:: Listed records ::

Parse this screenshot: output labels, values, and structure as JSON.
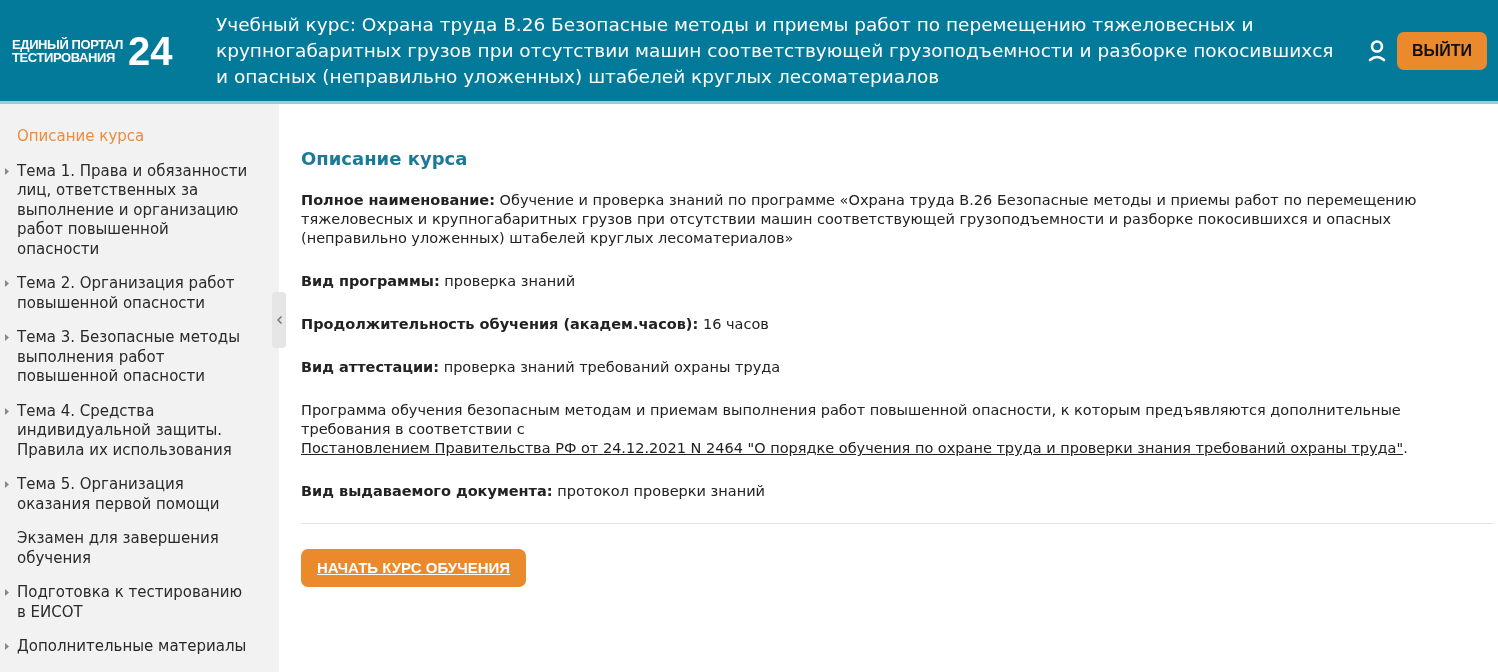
{
  "header": {
    "logo": {
      "line_1": "ЕДИНЫЙ ПОРТАЛ",
      "line_2": "ТЕСТИРОВАНИЯ",
      "number": "24"
    },
    "title": "Учебный курс: Охрана труда В.26 Безопасные методы и приемы работ по перемещению тяжеловесных и крупногабаритных грузов при отсутствии машин соответствующей грузоподъемности и разборке покосившихся и опасных (неправильно уложенных) штабелей круглых лесоматериалов",
    "logout_button": "ВЫЙТИ"
  },
  "sidebar": {
    "items": [
      {
        "label": "Описание курса",
        "kind": "link",
        "selected": true
      },
      {
        "label": "Тема 1. Права и обязанности лиц, ответственных за выполнение и организацию работ повышенной опасности",
        "kind": "group",
        "selected": false
      },
      {
        "label": "Тема 2. Организация работ повышенной опасности",
        "kind": "group",
        "selected": false
      },
      {
        "label": "Тема 3. Безопасные методы выполнения работ повышенной опасности",
        "kind": "group",
        "selected": false
      },
      {
        "label": "Тема 4. Средства индивидуальной защиты. Правила их использования",
        "kind": "group",
        "selected": false
      },
      {
        "label": "Тема 5. Организация оказания первой помощи",
        "kind": "group",
        "selected": false
      },
      {
        "label": "Экзамен для завершения обучения",
        "kind": "link",
        "selected": false
      },
      {
        "label": "Подготовка к тестированию в ЕИСОТ",
        "kind": "group",
        "selected": false
      },
      {
        "label": "Дополнительные материалы",
        "kind": "group",
        "selected": false
      }
    ]
  },
  "content": {
    "heading": "Описание курса",
    "sections": [
      {
        "kind": "field",
        "label": "Полное наименование:",
        "value": "Обучение и проверка знаний по программе «Охрана труда В.26 Безопасные методы и приемы работ по перемещению тяжеловесных и крупногабаритных грузов при отсутствии машин соответствующей грузоподъемности и разборке покосившихся и опасных (неправильно уложенных) штабелей круглых лесоматериалов»"
      },
      {
        "kind": "field",
        "label": "Вид программы:",
        "value": "проверка знаний"
      },
      {
        "kind": "field",
        "label": "Продолжительность обучения (академ.часов):",
        "value": "16 часов"
      },
      {
        "kind": "field",
        "label": "Вид аттестации:",
        "value": "проверка знаний требований охраны труда"
      },
      {
        "kind": "paragraph",
        "text": "Программа обучения безопасным методам и приемам выполнения работ повышенной опасности, к которым предъявляются дополнительные требования в соответствии с",
        "link": "Постановлением Правительства РФ от 24.12.2021 N 2464 \"О порядке обучения по охране труда и проверки знания требований охраны труда\"",
        "after": "."
      },
      {
        "kind": "field",
        "label": "Вид выдаваемого документа:",
        "value": "протокол проверки знаний"
      }
    ],
    "start_button": "НАЧАТЬ КУРС ОБУЧЕНИЯ"
  }
}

:::

- _Problem description_
Print all the records again exactly; do not include any picture.

- _Exercise answer_
Parse this screenshot: output labels, values, and structure as JSON.
{
  "header": {
    "logo": {
      "line_1": "ЕДИНЫЙ ПОРТАЛ",
      "line_2": "ТЕСТИРОВАНИЯ",
      "number": "24"
    },
    "title": "Учебный курс: Охрана труда В.26 Безопасные методы и приемы работ по перемещению тяжеловесных и крупногабаритных грузов при отсутствии машин соответствующей грузоподъемности и разборке покосившихся и опасных (неправильно уложенных) штабелей круглых лесоматериалов",
    "logout_button": "ВЫЙТИ"
  },
  "sidebar": {
    "items": [
      {
        "label": "Описание курса",
        "kind": "link",
        "selected": true
      },
      {
        "label": "Тема 1. Права и обязанности лиц, ответственных за выполнение и организацию работ повышенной опасности",
        "kind": "group",
        "selected": false
      },
      {
        "label": "Тема 2. Организация работ повышенной опасности",
        "kind": "group",
        "selected": false
      },
      {
        "label": "Тема 3. Безопасные методы выполнения работ повышенной опасности",
        "kind": "group",
        "selected": false
      },
      {
        "label": "Тема 4. Средства индивидуальной защиты. Правила их использования",
        "kind": "group",
        "selected": false
      },
      {
        "label": "Тема 5. Организация оказания первой помощи",
        "kind": "group",
        "selected": false
      },
      {
        "label": "Экзамен для завершения обучения",
        "kind": "link",
        "selected": false
      },
      {
        "label": "Подготовка к тестированию в ЕИСОТ",
        "kind": "group",
        "selected": false
      },
      {
        "label": "Дополнительные материалы",
        "kind": "group",
        "selected": false
      }
    ]
  },
  "content": {
    "heading": "Описание курса",
    "sections": [
      {
        "kind": "field",
        "label": "Полное наименование:",
        "value": "Обучение и проверка знаний по программе «Охрана труда В.26 Безопасные методы и приемы работ по перемещению тяжеловесных и крупногабаритных грузов при отсутствии машин соответствующей грузоподъемности и разборке покосившихся и опасных (неправильно уложенных) штабелей круглых лесоматериалов»"
      },
      {
        "kind": "field",
        "label": "Вид программы:",
        "value": "проверка знаний"
      },
      {
        "kind": "field",
        "label": "Продолжительность обучения (академ.часов):",
        "value": "16 часов"
      },
      {
        "kind": "field",
        "label": "Вид аттестации:",
        "value": "проверка знаний требований охраны труда"
      },
      {
        "kind": "paragraph",
        "text": "Программа обучения безопасным методам и приемам выполнения работ повышенной опасности, к которым предъявляются дополнительные требования в соответствии с",
        "link": "Постановлением Правительства РФ от 24.12.2021 N 2464 \"О порядке обучения по охране труда и проверки знания требований охраны труда\"",
        "after": "."
      },
      {
        "kind": "field",
        "label": "Вид выдаваемого документа:",
        "value": "протокол проверки знаний"
      }
    ],
    "start_button": "НАЧАТЬ КУРС ОБУЧЕНИЯ"
  }
}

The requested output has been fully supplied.